===== DATA =====
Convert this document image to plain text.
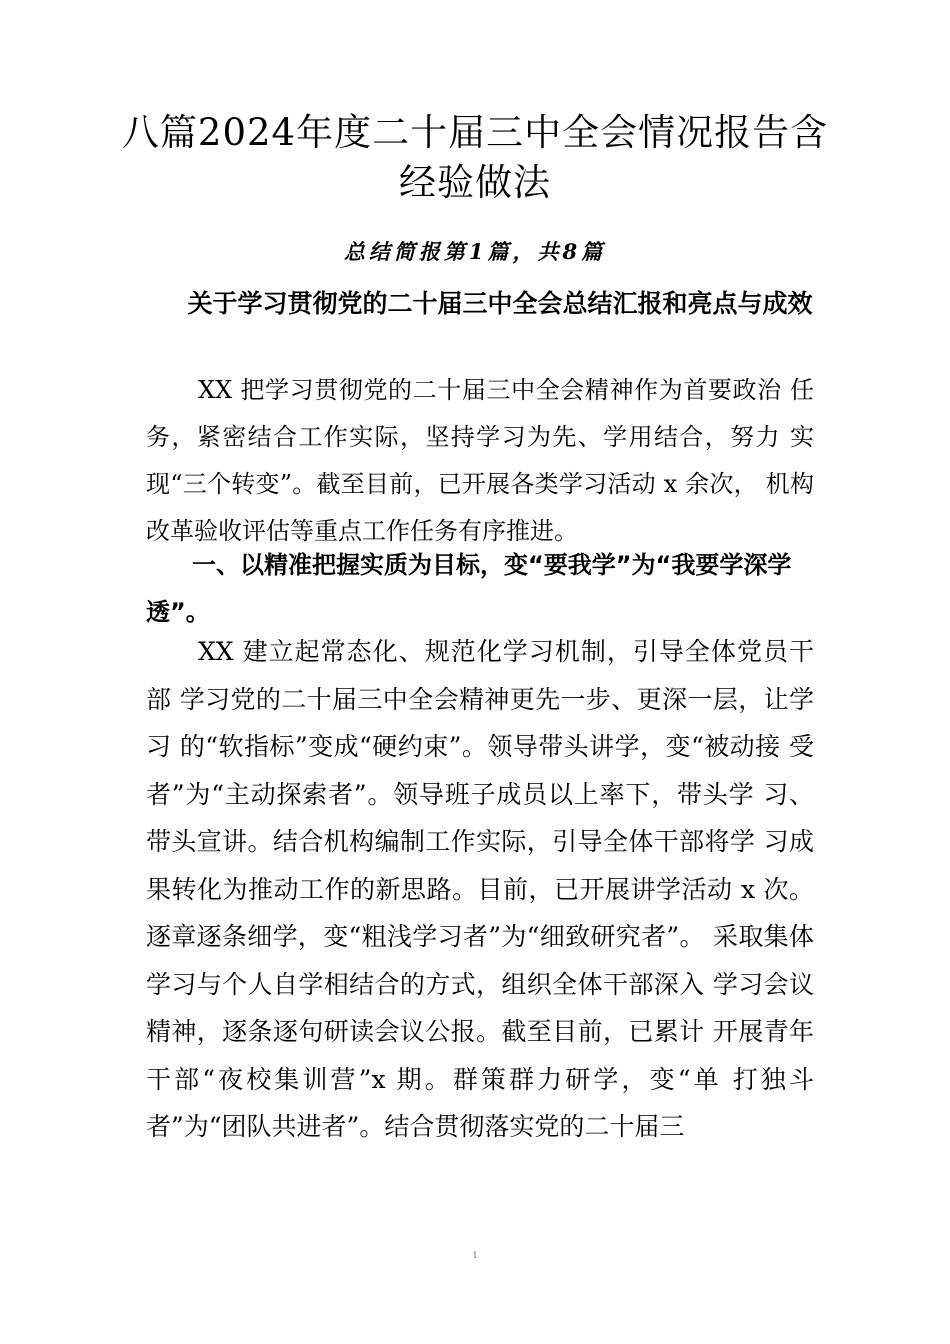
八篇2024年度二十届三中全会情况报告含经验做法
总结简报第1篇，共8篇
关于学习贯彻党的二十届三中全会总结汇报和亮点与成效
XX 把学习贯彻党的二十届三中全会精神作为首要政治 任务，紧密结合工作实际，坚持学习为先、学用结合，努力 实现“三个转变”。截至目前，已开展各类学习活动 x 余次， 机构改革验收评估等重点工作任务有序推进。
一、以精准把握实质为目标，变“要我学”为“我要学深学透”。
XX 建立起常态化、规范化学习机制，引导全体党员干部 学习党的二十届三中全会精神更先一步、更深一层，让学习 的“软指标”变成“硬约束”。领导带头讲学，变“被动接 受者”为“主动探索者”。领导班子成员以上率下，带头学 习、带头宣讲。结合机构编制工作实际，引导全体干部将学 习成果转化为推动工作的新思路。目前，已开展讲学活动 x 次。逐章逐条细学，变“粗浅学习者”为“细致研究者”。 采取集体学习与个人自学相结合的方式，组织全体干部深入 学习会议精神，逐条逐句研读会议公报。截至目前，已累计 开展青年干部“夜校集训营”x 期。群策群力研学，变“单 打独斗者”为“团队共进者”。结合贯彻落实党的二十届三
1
=====
■ **WHAT THIS TASK INVOLVES**: Your answer should be only the number of lines that hold the word "截至目前".

■ **RESULT FOR THIS EXERCISE**: 2